■ **TO DO**
Scan each line of the records for the word "profile" and extract the ones that have it.

■ **SUPPLIED DATA**
========================
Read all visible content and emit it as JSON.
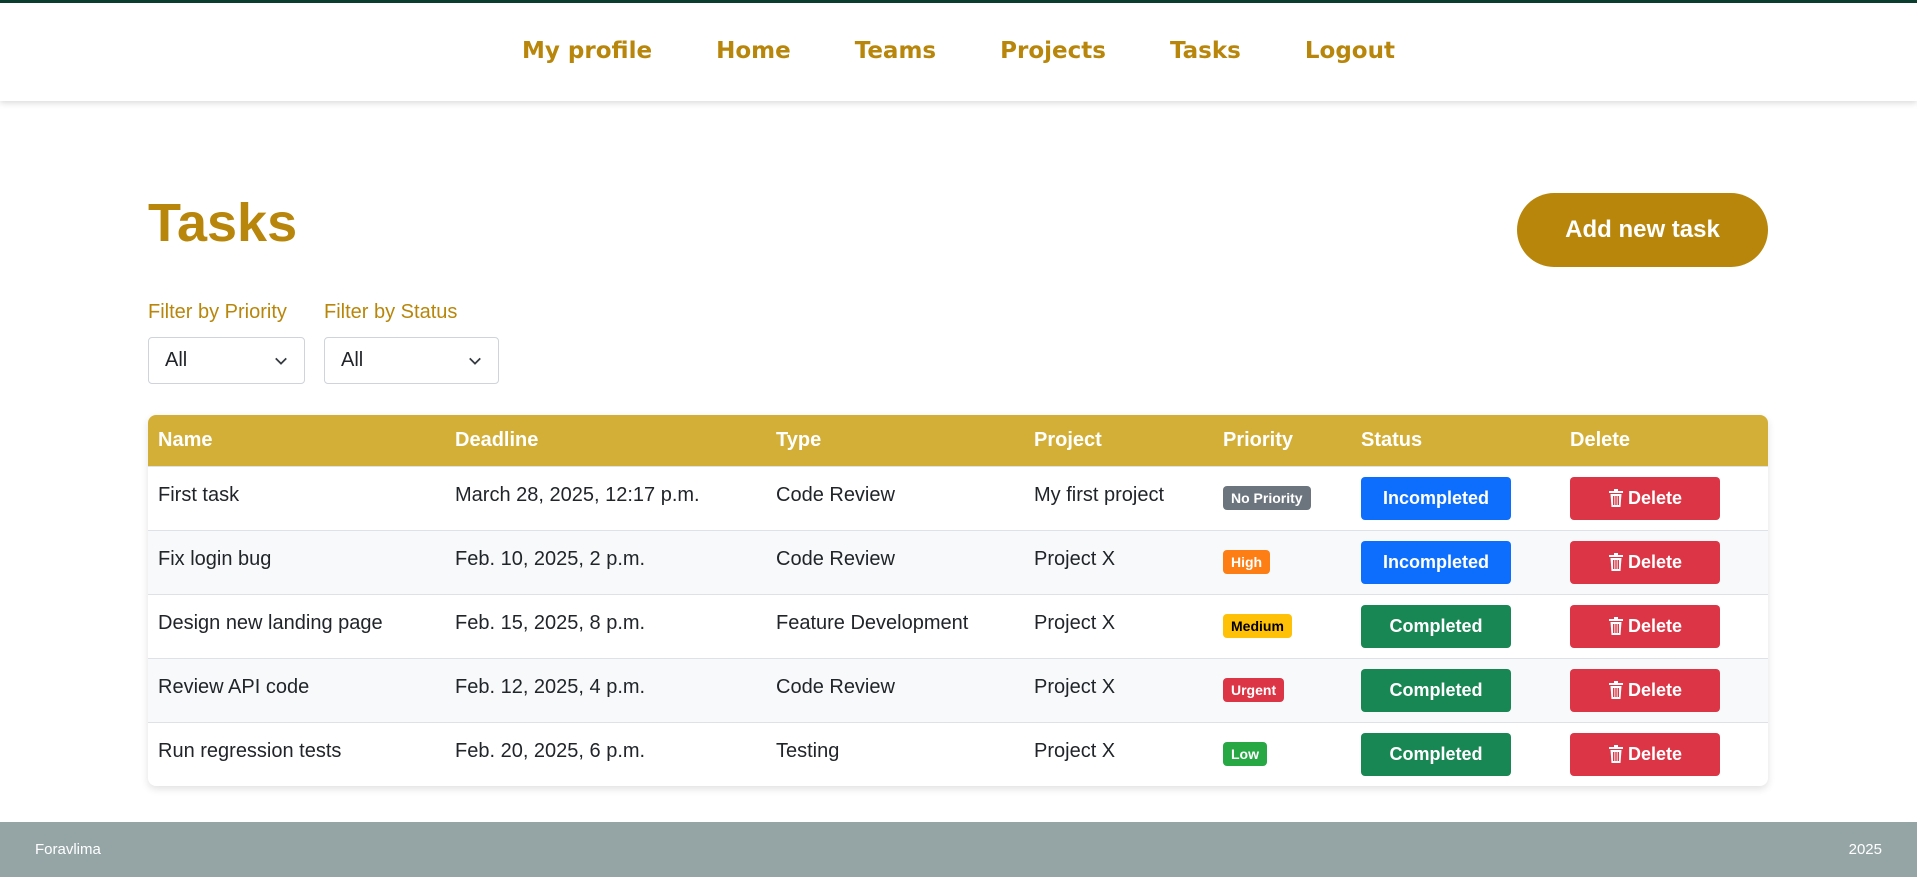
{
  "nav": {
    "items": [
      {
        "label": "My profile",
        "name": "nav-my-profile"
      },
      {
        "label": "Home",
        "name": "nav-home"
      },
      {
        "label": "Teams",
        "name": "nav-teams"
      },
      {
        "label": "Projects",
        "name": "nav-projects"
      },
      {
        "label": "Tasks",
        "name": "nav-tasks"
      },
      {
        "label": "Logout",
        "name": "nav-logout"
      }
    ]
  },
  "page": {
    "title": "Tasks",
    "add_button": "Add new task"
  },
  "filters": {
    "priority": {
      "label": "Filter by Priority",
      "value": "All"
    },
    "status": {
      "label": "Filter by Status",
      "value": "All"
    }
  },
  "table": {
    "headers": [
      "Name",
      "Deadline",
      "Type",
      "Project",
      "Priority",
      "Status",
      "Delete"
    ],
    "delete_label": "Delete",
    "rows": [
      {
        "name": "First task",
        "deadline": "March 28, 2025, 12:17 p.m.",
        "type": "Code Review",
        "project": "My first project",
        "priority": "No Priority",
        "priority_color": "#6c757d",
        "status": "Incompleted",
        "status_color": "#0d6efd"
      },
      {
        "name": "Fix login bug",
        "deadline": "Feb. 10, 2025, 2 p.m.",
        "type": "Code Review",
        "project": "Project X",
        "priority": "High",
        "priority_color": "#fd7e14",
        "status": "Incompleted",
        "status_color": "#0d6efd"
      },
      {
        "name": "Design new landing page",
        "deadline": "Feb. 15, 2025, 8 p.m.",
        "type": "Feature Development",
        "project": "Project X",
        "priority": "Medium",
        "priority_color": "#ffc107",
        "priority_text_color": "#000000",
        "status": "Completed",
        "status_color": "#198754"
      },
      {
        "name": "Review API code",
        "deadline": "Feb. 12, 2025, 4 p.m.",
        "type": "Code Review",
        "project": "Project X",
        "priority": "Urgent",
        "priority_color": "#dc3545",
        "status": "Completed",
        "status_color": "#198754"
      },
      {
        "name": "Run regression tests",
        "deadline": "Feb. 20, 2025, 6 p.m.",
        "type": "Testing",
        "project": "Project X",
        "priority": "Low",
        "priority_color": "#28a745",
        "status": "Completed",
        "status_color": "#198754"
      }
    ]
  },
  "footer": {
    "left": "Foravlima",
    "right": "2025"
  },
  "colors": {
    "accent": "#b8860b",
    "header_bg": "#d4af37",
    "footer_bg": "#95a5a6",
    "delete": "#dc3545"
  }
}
========================
■ **SOLUTION**
        "label": "My profile",
        "name": "nav-my-profile"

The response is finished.